TO-DO LIST.
1. Rewrite the letter to Theo from "I am not sure" up to and including "were painters here.", putting "food" in place of "wine".
2. Name every city mentioned in the letter to Theo.

SELECTED TEXT.
© Copyright 2001 R. G. Harrison Letter 486 Arles, 10 May 1888
My dear Theo,
I have already written you once in Brussels, to tell you that I hoped you would be able to send me some more money at the latest on your return to Paris. You see, I have had to pay the whole bill provisionally, so as to get hold of my belongings, though I stipulated on the receipt that this exorbitant bill should be gone into before the magistrate.
I am not sure of winning, though I have undoubted right to a 27 franc deduction, and even then I have no compensation for all the worry which this has caused me. First I had a period of absolutely absorbing work,
then I was so exhausted and so ill that I did not feel strong enough to live alone, and I let things slide too much. They have calculated yesterday’s bill from the time when I was paying them more because I was sick, and had asked them for better wine. But in the end it will be for the best, because all this has driven me to take this decision. I consider that I am after all a workman, and not a coddled foreigner travelling for pleasure, and it would be feeble of me to let myself be exploited as such. So I am beginning to set up a studio which can likewise be used by the other fellows if one of them comes along or if there were painters here.

INFORMATION SHOWN.

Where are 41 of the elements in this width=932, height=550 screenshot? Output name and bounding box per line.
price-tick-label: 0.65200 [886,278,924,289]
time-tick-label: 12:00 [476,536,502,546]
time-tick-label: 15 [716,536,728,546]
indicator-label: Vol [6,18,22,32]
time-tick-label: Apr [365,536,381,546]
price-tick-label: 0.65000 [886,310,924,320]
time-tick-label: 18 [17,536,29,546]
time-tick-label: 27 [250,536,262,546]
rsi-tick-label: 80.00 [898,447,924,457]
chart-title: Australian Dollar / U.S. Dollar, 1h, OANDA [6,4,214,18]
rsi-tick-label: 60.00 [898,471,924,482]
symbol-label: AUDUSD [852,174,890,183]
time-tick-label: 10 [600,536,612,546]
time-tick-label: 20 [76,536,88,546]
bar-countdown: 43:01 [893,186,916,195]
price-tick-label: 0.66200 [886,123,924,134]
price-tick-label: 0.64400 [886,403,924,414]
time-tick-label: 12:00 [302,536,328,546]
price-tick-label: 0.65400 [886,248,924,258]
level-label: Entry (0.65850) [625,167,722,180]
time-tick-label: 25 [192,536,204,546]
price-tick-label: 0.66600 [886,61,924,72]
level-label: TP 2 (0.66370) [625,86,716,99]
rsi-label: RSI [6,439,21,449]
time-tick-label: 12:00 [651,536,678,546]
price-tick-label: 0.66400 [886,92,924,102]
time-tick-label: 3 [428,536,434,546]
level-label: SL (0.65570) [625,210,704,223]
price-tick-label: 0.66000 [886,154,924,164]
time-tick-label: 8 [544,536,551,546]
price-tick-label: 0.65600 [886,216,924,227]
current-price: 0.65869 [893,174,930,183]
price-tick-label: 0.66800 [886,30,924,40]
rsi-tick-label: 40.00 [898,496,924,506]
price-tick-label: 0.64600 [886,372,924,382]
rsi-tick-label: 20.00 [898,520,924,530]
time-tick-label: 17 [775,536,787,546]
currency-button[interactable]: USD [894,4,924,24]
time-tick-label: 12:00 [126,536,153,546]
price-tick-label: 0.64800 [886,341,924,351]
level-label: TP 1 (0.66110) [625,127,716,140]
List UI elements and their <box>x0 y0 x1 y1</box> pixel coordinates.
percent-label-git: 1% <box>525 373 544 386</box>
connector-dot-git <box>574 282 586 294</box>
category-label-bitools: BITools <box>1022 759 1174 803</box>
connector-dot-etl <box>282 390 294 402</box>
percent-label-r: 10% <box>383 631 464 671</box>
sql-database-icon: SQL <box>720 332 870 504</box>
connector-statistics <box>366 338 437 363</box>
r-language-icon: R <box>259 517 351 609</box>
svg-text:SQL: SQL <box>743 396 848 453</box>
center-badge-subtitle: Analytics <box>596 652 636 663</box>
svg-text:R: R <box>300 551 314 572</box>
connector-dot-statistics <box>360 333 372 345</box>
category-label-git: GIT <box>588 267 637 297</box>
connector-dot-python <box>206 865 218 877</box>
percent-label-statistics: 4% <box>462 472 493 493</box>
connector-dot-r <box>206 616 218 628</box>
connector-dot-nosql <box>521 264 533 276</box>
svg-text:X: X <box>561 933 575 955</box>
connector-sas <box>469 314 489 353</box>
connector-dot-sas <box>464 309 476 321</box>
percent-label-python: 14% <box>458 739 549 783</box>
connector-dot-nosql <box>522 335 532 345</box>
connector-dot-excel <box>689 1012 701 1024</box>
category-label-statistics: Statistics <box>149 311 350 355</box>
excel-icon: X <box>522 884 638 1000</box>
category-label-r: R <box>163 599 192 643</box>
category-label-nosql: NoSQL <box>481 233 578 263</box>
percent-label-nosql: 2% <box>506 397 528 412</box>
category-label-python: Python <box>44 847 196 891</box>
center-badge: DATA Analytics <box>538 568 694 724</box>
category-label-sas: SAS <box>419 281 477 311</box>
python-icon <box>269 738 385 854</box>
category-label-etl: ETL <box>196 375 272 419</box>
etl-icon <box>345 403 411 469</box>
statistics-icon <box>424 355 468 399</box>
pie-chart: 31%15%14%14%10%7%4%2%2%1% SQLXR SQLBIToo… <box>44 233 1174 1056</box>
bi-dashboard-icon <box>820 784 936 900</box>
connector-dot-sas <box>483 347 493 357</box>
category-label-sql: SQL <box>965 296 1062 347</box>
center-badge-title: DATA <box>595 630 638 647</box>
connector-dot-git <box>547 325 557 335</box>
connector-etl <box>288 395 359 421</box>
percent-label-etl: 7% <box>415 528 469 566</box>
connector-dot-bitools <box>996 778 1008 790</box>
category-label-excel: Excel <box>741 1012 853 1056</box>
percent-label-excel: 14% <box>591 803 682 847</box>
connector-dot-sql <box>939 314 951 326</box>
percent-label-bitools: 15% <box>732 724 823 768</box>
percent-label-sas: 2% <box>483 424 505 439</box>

ANSWERS GIVEN.
1.
I am not sure of winning, though I have undoubted right to a 27 franc deduction, and even then I have no compensation for all the worry which this has caused me. First I had a period of absolutely absorbing work,
then I was so exhausted and so ill that I did not feel strong enough to live alone, and I let things slide too much. They have calculated yesterday’s bill from the time when I was paying them more because I was sick, and had asked them for better food. But in the end it will be for the best, because all this has driven me to take this decision. I consider that I am after all a workman, and not a coddled foreigner travelling for pleasure, and it would be feeble of me to let myself be exploited as such. So I am beginning to set up a studio which can likewise be used by the other fellows if one of them comes along or if there were painters here.

2. Arles, Brussels, Paris